__Written task__
Do any lines in the data below contain "oeil"? If so, copy every one of them.
— Start of Record extracts —
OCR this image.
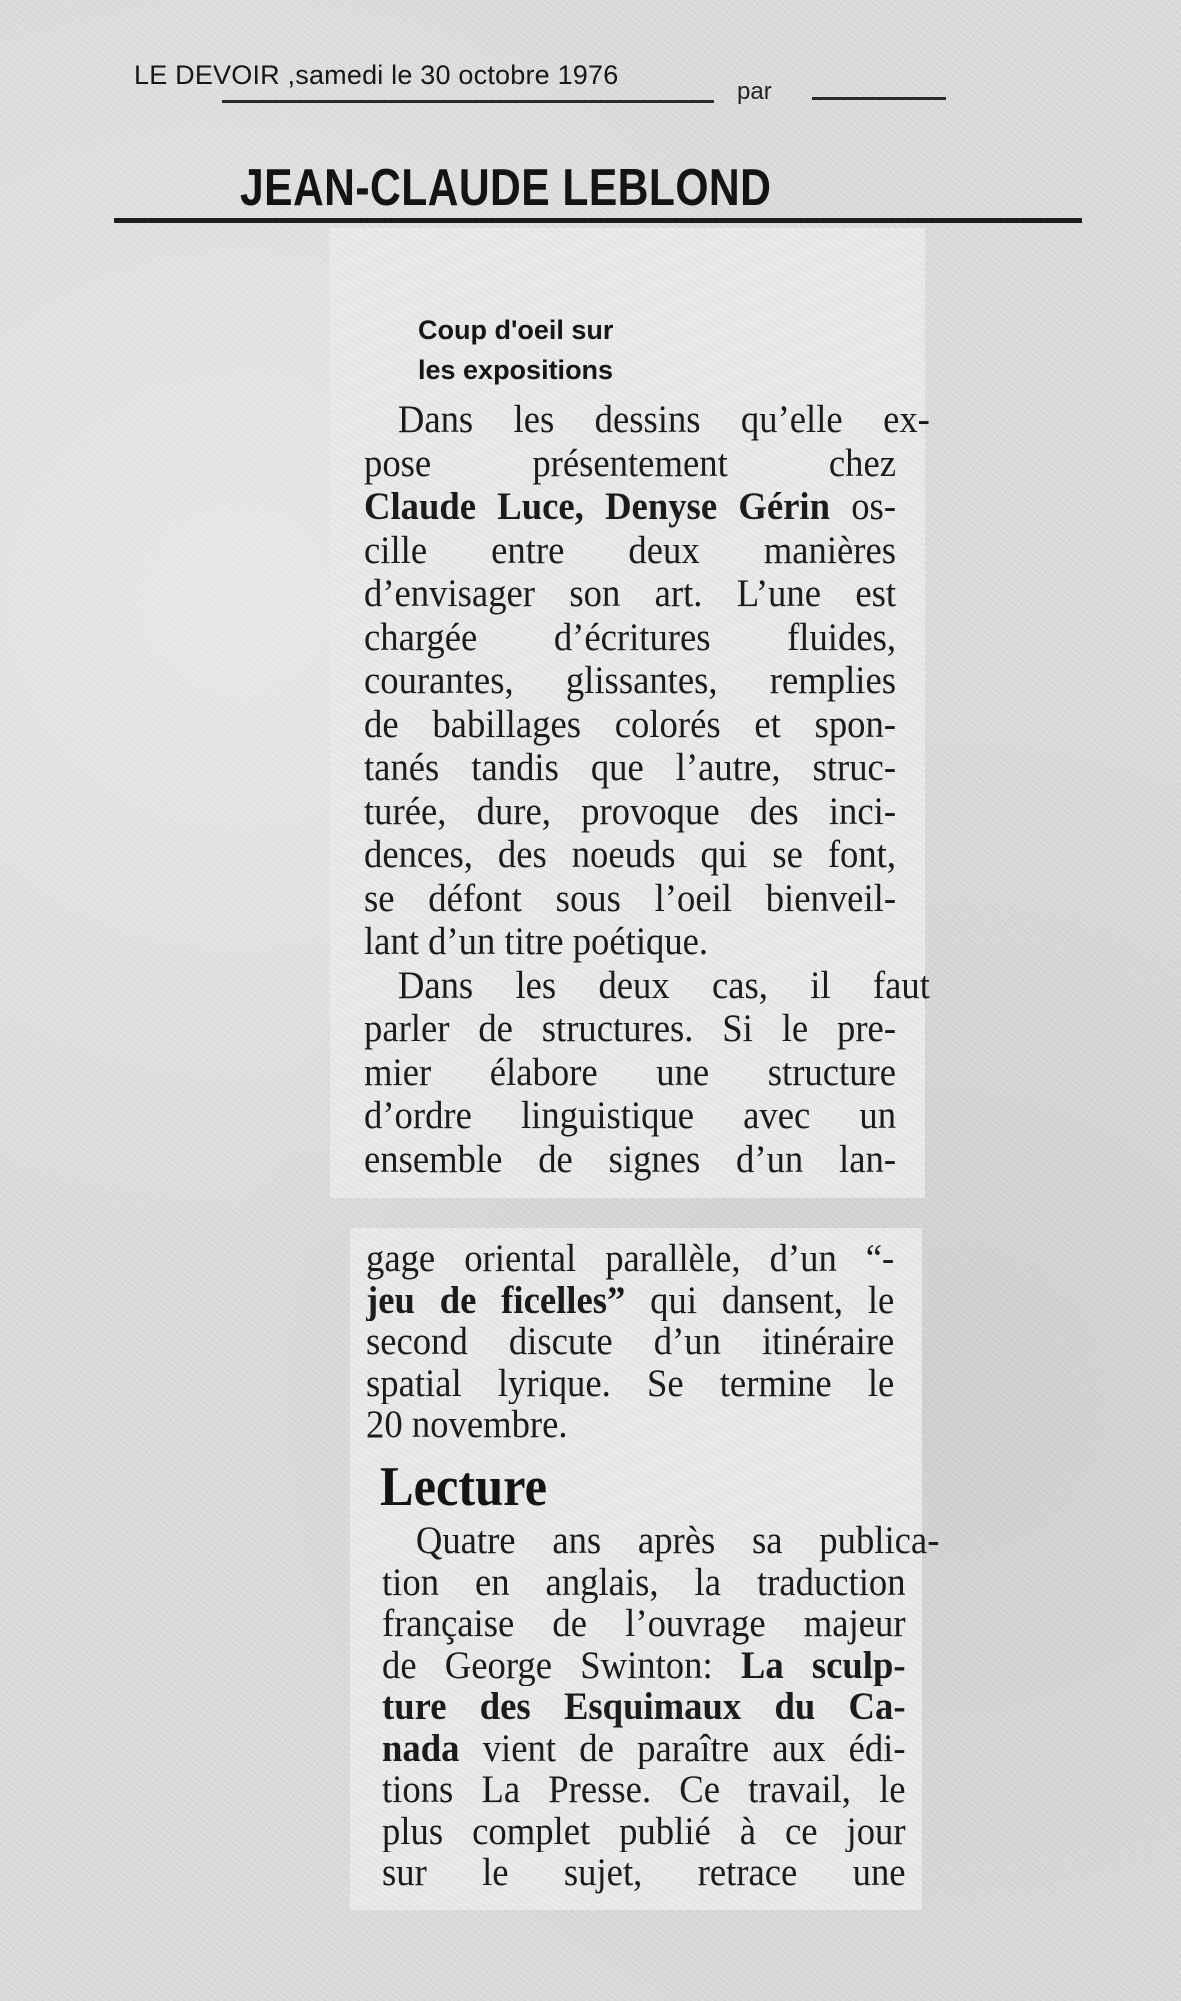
LE DEVOIR ,samedi le 30 octobre 1976
par
JEAN-CLAUDE LEBLOND
Coup d'oeil sur
les expositions
Dans les dessins qu’elle ex-
pose présentement chez
Claude Luce, Denyse Gérin os-
cille entre deux manières
d’envisager son art. L’une est
chargée d’écritures fluides,
courantes, glissantes, remplies
de babillages colorés et spon-
tanés tandis que l’autre, struc-
turée, dure, provoque des inci-
dences, des noeuds qui se font,
se défont sous l’oeil bienveil-
lant d’un titre poétique.
Dans les deux cas, il faut
parler de structures. Si le pre-
mier élabore une structure
d’ordre linguistique avec un
ensemble de signes d’un lan-
gage oriental parallèle, d’un “-
jeu de ficelles” qui dansent, le
second discute d’un itinéraire
spatial lyrique. Se termine le
20 novembre.
Lecture
Quatre ans après sa publica-
tion en anglais, la traduction
française de l’ouvrage majeur
de George Swinton: La sculp-
ture des Esquimaux du Ca-
nada vient de paraître aux édi-
tions La Presse. Ce travail, le
plus complet publié à ce jour
sur le sujet, retrace une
— End of Record extracts —
__Task output__
Coup d'oeil sur
se défont sous l’oeil bienveil-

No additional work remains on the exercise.